DIRECTIONS –
Every entry must be repeated exactly. Exclude all pictures.

TASK INPUT –
##########

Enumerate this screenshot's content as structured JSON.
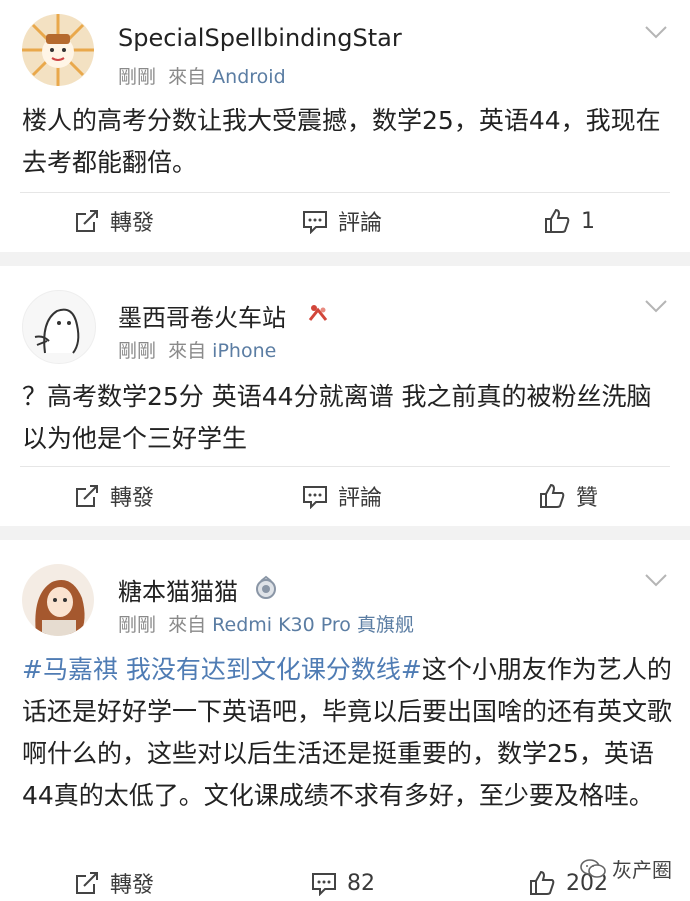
{
  "posts": [
    {
      "username": "SpecialSpellbindingStar",
      "time": "剛剛",
      "from_label": "來自",
      "source": "Android",
      "text": "楼人的高考分数让我大受震撼，数学25，英语44，我现在去考都能翻倍。",
      "repost_label": "轉發",
      "comment_label": "評論",
      "like_label": "1"
    },
    {
      "username": "墨西哥卷火车站",
      "time": "剛剛",
      "from_label": "來自",
      "source": "iPhone",
      "text": "？高考数学25分 英语44分就离谱 我之前真的被粉丝洗脑以为他是个三好学生",
      "repost_label": "轉發",
      "comment_label": "評論",
      "like_label": "贊"
    },
    {
      "username": "糖本猫猫猫",
      "time": "剛剛",
      "from_label": "來自",
      "source": "Redmi K30 Pro 真旗舰",
      "hashtag": "#马嘉祺 我没有达到文化课分数线#",
      "text": "这个小朋友作为艺人的话还是好好学一下英语吧，毕竟以后要出国啥的还有英文歌啊什么的，这些对以后生活还是挺重要的，数学25，英语44真的太低了。文化课成绩不求有多好，至少要及格哇。",
      "repost_label": "轉發",
      "comment_label": "82",
      "like_label": "202"
    }
  ],
  "watermark": "灰产圈",
  "icons": [
    "chevron-down-icon",
    "repost-icon",
    "comment-icon",
    "like-icon",
    "badge-icon",
    "wechat-icon"
  ]
}
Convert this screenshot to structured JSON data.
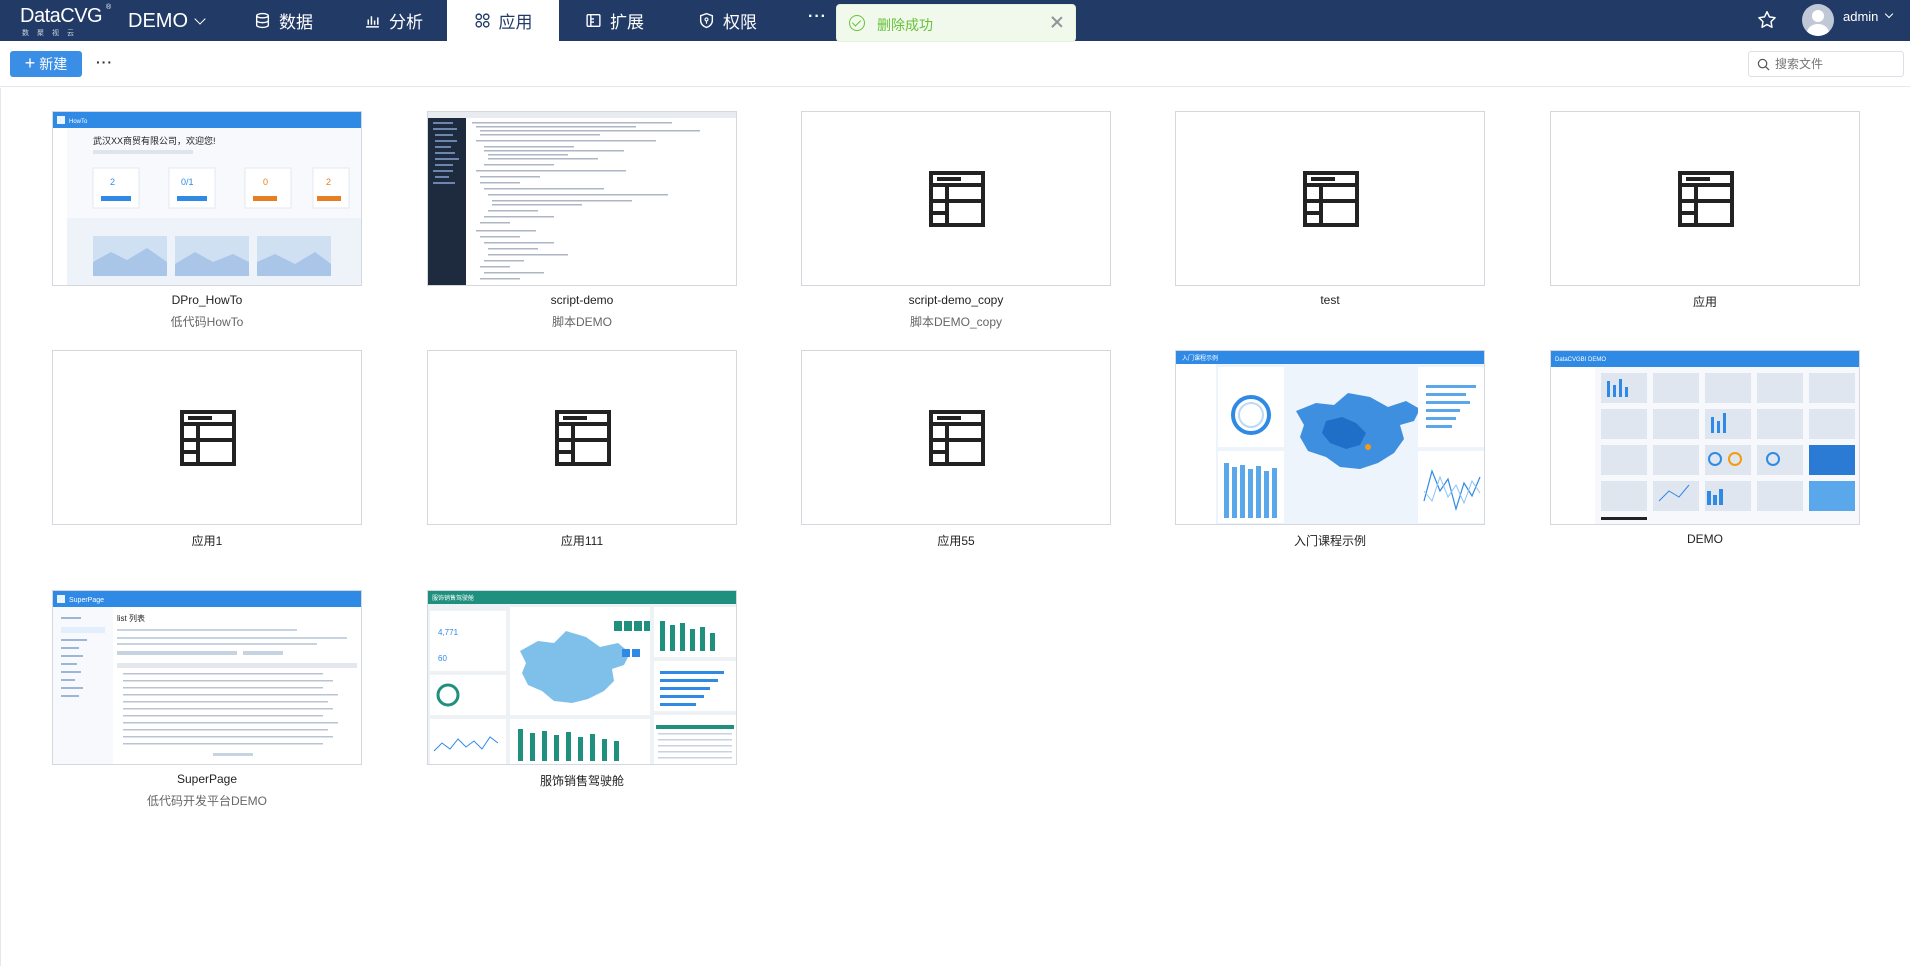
{
  "header": {
    "logo_text": "DataCVG",
    "logo_sub": "数聚视云",
    "logo_reg": "®",
    "project": "DEMO",
    "nav": [
      {
        "label": "数据",
        "icon": "database-icon"
      },
      {
        "label": "分析",
        "icon": "chart-icon"
      },
      {
        "label": "应用",
        "icon": "app-grid-icon",
        "active": true
      },
      {
        "label": "扩展",
        "icon": "extension-icon"
      },
      {
        "label": "权限",
        "icon": "shield-icon"
      }
    ],
    "more": "···",
    "toast": "删除成功",
    "user": "admin"
  },
  "toolbar": {
    "new_label": "新建",
    "more": "···",
    "search_placeholder": "搜索文件"
  },
  "apps": [
    {
      "name": "DPro_HowTo",
      "desc": "低代码HowTo",
      "thumb": "howto"
    },
    {
      "name": "script-demo",
      "desc": "脚本DEMO",
      "thumb": "code"
    },
    {
      "name": "script-demo_copy",
      "desc": "脚本DEMO_copy",
      "thumb": "icon"
    },
    {
      "name": "test",
      "desc": "",
      "thumb": "icon"
    },
    {
      "name": "应用",
      "desc": "",
      "thumb": "icon"
    },
    {
      "name": "应用1",
      "desc": "",
      "thumb": "icon"
    },
    {
      "name": "应用111",
      "desc": "",
      "thumb": "icon"
    },
    {
      "name": "应用55",
      "desc": "",
      "thumb": "icon"
    },
    {
      "name": "入门课程示例",
      "desc": "",
      "thumb": "map"
    },
    {
      "name": "DEMO",
      "desc": "",
      "thumb": "demo"
    },
    {
      "name": "SuperPage",
      "desc": "低代码开发平台DEMO",
      "thumb": "superpage"
    },
    {
      "name": "服饰销售驾驶舱",
      "desc": "",
      "thumb": "cockpit"
    }
  ],
  "thumb_text": {
    "howto_brand": "HowTo",
    "howto_title": "武汉XX商贸有限公司，欢迎您!",
    "howto_stats": [
      "2",
      "0/1",
      "0",
      "2"
    ],
    "map_brand": "入门课程示例",
    "demo_brand": "DataCVGBI DEMO",
    "sp_brand": "SuperPage",
    "sp_title": "list 列表",
    "cockpit_brand": "服饰销售驾驶舱",
    "cockpit_kpi": [
      "4,771",
      "60"
    ]
  },
  "colors": {
    "nav_bg": "#223a66",
    "primary": "#3a8ee6",
    "success": "#67c23a",
    "teal": "#1f8f7e"
  }
}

##########

TASK SOLUTION –
Enumerate this screenshot's content as structured JSON.
{
  "posts": [
    {
      "username": "SpecialSpellbindingStar",
      "time": "剛剛",
      "from_label": "來自",
      "source": "Android",
      "text": "楼人的高考分数让我大受震撼，数学25，英语44，我现在去考都能翻倍。",
      "repost_label": "轉發",
      "comment_label": "評論",
      "like_label": "1"
    },
    {
      "username": "墨西哥卷火车站",
      "time": "剛剛",
      "from_label": "來自",
      "source": "iPhone",
      "text": "？高考数学25分 英语44分就离谱 我之前真的被粉丝洗脑以为他是个三好学生",
      "repost_label": "轉發",
      "comment_label": "評論",
      "like_label": "贊"
    },
    {
      "username": "糖本猫猫猫",
      "time": "剛剛",
      "from_label": "來自",
      "source": "Redmi K30 Pro 真旗舰",
      "hashtag": "#马嘉祺 我没有达到文化课分数线#",
      "text": "这个小朋友作为艺人的话还是好好学一下英语吧，毕竟以后要出国啥的还有英文歌啊什么的，这些对以后生活还是挺重要的，数学25，英语44真的太低了。文化课成绩不求有多好，至少要及格哇。",
      "repost_label": "轉發",
      "comment_label": "82",
      "like_label": "202"
    }
  ],
  "watermark": "灰产圈",
  "icons": [
    "chevron-down-icon",
    "repost-icon",
    "comment-icon",
    "like-icon",
    "badge-icon",
    "wechat-icon"
  ]
}
Convert this screenshot to structured JSON data.
{
  "header": {
    "logo_text": "DataCVG",
    "logo_sub": "数聚视云",
    "logo_reg": "®",
    "project": "DEMO",
    "nav": [
      {
        "label": "数据",
        "icon": "database-icon"
      },
      {
        "label": "分析",
        "icon": "chart-icon"
      },
      {
        "label": "应用",
        "icon": "app-grid-icon",
        "active": true
      },
      {
        "label": "扩展",
        "icon": "extension-icon"
      },
      {
        "label": "权限",
        "icon": "shield-icon"
      }
    ],
    "more": "···",
    "toast": "删除成功",
    "user": "admin"
  },
  "toolbar": {
    "new_label": "新建",
    "more": "···",
    "search_placeholder": "搜索文件"
  },
  "apps": [
    {
      "name": "DPro_HowTo",
      "desc": "低代码HowTo",
      "thumb": "howto"
    },
    {
      "name": "script-demo",
      "desc": "脚本DEMO",
      "thumb": "code"
    },
    {
      "name": "script-demo_copy",
      "desc": "脚本DEMO_copy",
      "thumb": "icon"
    },
    {
      "name": "test",
      "desc": "",
      "thumb": "icon"
    },
    {
      "name": "应用",
      "desc": "",
      "thumb": "icon"
    },
    {
      "name": "应用1",
      "desc": "",
      "thumb": "icon"
    },
    {
      "name": "应用111",
      "desc": "",
      "thumb": "icon"
    },
    {
      "name": "应用55",
      "desc": "",
      "thumb": "icon"
    },
    {
      "name": "入门课程示例",
      "desc": "",
      "thumb": "map"
    },
    {
      "name": "DEMO",
      "desc": "",
      "thumb": "demo"
    },
    {
      "name": "SuperPage",
      "desc": "低代码开发平台DEMO",
      "thumb": "superpage"
    },
    {
      "name": "服饰销售驾驶舱",
      "desc": "",
      "thumb": "cockpit"
    }
  ],
  "thumb_text": {
    "howto_brand": "HowTo",
    "howto_title": "武汉XX商贸有限公司，欢迎您!",
    "howto_stats": [
      "2",
      "0/1",
      "0",
      "2"
    ],
    "map_brand": "入门课程示例",
    "demo_brand": "DataCVGBI DEMO",
    "sp_brand": "SuperPage",
    "sp_title": "list 列表",
    "cockpit_brand": "服饰销售驾驶舱",
    "cockpit_kpi": [
      "4,771",
      "60"
    ]
  },
  "colors": {
    "nav_bg": "#223a66",
    "primary": "#3a8ee6",
    "success": "#67c23a",
    "teal": "#1f8f7e"
  }
}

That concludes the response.